_TEXTAUSZUG_:
Doch vom Dach des Misthauses steigt Rauch: Gustav schwadroniert und schwadroniert. Vom Cotopaxi erzählt er und von den Buchen des Isergebirges, die früher in den Glashütten verheizt wurden, und von den geschützten Hochmoorgebieten. Ja, und davon, wer schon alles im Misthaus war, und was er noch zeigen könnte, wenn er genug Zeit hätte. Doch jetzt müsse er ins Bett, damit er morgen früh wieder den Bäumen beim Wachsen zusehen könne …«
So endete damals mein Text, der nach Warte-Zeiten in der Weltbühne erschien, in jenem Heft 41. Im braven Stil der Zeit hatte ich nur angedeutet, daß er als Deutscher benachteiligt, als bürgerliches, unsicheres Element behandelt wurde – was ihm das Leben rettete, weil ihm die Teilnahme an einer tödlich endenden tschechischen Anden-Expedition verweigert wurde.

_ANGEZEIGTE DATEN_:
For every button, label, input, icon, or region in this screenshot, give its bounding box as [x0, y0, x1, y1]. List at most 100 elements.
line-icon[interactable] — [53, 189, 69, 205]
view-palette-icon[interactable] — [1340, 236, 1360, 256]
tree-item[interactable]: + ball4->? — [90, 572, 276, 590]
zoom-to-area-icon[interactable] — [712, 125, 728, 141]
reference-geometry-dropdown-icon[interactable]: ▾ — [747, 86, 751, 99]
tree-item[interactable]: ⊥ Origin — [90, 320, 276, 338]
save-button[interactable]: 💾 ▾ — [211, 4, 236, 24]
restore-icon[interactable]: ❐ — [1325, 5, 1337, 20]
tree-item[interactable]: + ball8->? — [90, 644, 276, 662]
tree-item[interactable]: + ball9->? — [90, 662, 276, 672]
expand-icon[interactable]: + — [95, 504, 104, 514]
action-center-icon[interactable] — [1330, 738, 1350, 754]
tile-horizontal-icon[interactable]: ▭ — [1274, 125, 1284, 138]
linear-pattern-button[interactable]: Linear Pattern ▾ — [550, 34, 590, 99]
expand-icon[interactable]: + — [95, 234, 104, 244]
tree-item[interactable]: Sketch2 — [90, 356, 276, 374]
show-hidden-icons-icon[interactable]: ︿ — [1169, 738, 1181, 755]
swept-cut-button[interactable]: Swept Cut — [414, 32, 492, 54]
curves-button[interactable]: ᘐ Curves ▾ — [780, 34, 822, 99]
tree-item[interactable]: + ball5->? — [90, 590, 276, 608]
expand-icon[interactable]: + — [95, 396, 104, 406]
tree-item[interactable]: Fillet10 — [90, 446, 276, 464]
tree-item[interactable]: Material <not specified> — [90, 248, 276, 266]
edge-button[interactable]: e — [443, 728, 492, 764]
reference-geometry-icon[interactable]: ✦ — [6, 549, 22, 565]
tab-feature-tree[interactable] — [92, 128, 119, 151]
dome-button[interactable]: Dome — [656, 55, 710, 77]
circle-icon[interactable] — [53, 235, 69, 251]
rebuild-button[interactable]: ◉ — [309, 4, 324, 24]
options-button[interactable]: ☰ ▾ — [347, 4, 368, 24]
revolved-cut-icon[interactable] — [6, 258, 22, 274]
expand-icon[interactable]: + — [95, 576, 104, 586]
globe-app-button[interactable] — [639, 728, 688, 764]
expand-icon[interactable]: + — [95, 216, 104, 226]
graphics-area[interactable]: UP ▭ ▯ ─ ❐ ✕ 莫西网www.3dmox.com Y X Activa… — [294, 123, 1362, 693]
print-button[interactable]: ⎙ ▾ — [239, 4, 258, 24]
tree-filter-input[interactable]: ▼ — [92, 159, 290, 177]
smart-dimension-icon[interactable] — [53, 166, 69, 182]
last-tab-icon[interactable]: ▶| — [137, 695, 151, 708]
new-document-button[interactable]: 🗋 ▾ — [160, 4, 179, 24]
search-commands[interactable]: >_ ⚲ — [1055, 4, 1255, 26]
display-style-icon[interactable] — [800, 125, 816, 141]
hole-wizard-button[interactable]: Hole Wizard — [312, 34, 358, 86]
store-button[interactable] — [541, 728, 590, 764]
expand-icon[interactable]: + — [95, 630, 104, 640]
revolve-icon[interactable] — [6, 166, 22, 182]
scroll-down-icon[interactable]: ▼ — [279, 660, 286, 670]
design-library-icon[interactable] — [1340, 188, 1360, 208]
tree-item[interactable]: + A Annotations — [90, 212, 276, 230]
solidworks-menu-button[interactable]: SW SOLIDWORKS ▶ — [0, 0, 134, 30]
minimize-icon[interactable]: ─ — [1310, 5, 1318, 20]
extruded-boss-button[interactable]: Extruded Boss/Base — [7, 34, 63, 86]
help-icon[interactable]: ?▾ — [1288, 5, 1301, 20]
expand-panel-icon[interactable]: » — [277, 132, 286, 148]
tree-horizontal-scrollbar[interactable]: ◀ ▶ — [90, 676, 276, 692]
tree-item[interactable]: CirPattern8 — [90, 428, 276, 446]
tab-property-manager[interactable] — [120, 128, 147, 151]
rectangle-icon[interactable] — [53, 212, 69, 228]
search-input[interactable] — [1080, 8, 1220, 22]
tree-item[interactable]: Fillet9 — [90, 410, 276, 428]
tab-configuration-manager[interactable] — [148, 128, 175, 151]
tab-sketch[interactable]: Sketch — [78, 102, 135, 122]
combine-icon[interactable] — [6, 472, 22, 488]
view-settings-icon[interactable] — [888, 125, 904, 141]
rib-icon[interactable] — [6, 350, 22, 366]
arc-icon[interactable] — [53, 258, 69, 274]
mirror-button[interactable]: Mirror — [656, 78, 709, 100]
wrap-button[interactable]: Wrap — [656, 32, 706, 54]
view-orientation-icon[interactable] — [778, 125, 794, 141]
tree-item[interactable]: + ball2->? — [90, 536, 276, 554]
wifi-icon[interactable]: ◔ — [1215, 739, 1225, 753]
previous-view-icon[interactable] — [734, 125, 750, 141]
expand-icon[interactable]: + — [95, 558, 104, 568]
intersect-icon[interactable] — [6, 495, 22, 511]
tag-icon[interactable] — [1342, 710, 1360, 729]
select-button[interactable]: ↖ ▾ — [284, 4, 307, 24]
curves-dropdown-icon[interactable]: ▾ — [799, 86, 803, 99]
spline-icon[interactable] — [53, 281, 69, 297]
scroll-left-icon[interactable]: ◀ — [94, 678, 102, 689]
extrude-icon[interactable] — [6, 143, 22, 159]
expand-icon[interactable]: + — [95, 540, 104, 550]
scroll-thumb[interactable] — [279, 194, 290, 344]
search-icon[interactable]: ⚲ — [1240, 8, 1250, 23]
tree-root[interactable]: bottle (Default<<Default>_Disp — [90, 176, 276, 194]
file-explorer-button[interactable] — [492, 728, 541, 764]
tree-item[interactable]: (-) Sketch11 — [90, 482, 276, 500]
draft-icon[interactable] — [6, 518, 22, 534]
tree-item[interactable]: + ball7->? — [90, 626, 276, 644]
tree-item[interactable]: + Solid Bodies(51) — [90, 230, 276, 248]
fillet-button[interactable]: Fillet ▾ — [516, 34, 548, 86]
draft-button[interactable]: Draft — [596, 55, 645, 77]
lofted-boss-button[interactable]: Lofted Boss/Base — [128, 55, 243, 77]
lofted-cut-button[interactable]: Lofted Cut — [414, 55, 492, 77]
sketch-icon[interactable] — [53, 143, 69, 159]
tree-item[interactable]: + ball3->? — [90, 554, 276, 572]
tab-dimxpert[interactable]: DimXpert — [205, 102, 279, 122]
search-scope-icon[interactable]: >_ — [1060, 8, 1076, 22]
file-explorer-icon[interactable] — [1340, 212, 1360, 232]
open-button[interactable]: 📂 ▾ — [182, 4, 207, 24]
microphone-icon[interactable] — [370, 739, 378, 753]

_AUFGABEN_:
(1) Kannst du aus dem Textauszug über Gustav die Passage von „Doch vom Dach“ bis „Anden-Expedition verweigert wurde.“ wortgetreu abschreiben?
(2) Kannst du den Textauszug über Gustav im Anschluss an seinen letzten Satz fortführen?

_LÖSUNGEN_:
(1)
Doch vom Dach des Misthauses steigt Rauch: Gustav schwadroniert und schwadroniert. Vom Cotopaxi erzählt er und von den Buchen des Isergebirges, die früher in den Glashütten verheizt wurden, und von den geschützten Hochmoorgebieten. Ja, und davon, wer schon alles im Misthaus war, und was er noch zeigen könnte, wenn er genug Zeit hätte. Doch jetzt müsse er ins Bett, damit er morgen früh wieder den Bäumen beim Wachsen zusehen könne …«
So endete damals mein Text, der nach Warte-Zeiten in der Weltbühne erschien, in jenem Heft 41. Im braven Stil der Zeit hatte ich nur angedeutet, daß er als Deutscher benachteiligt, als bürgerliches, unsicheres Element behandelt wurde – was ihm das Leben rettete, weil ihm die Teilnahme an einer tödlich endenden tschechischen Anden-Expedition verweigert wurde.

(2)
Manch Misthaus-Gast von damals ist erst heute berühmt: der spätere sächsische Innenminister Heinz Eggert, der spätere DDR-Ministerpräsident Lothar de Maizière, der später sich fast schon als Ministerpräsident wähnende Ibrahim Böhme, der spätere tschechische Staatspräsident Václav Havel …
Doch zu jenem Heft 41: Gustav bat jeden Gast, ihm nach der Heimkehr etwas zu schicken. Und so wurde jene Weltbühne zum Sammlerstück, Gustav hortete sie, versah sie mit Stempel und verkaufte sie – gewinnbringend – weiter. »Is loggisch, eben!« So findet man bis heute bei Angeboten ganzer Weltbühnen-Jahrgänge »Außer Heft 41/84«.
Ob meine einstigen Weltbühnen-Oberen von Gustavs Popularität, seiner unangepaßten Lebens-Art, seiner Verkörperung einstigen böhmischen multikulturellen Geschichtsverständnisses wußten? Das kann ich nicht beurteilen. Immerhin ließ man einen Sonderdruck von »Gustav im Misthaus« anfertigen, der dann sofort wieder massenhaft in Jizerka bestempelt wurde.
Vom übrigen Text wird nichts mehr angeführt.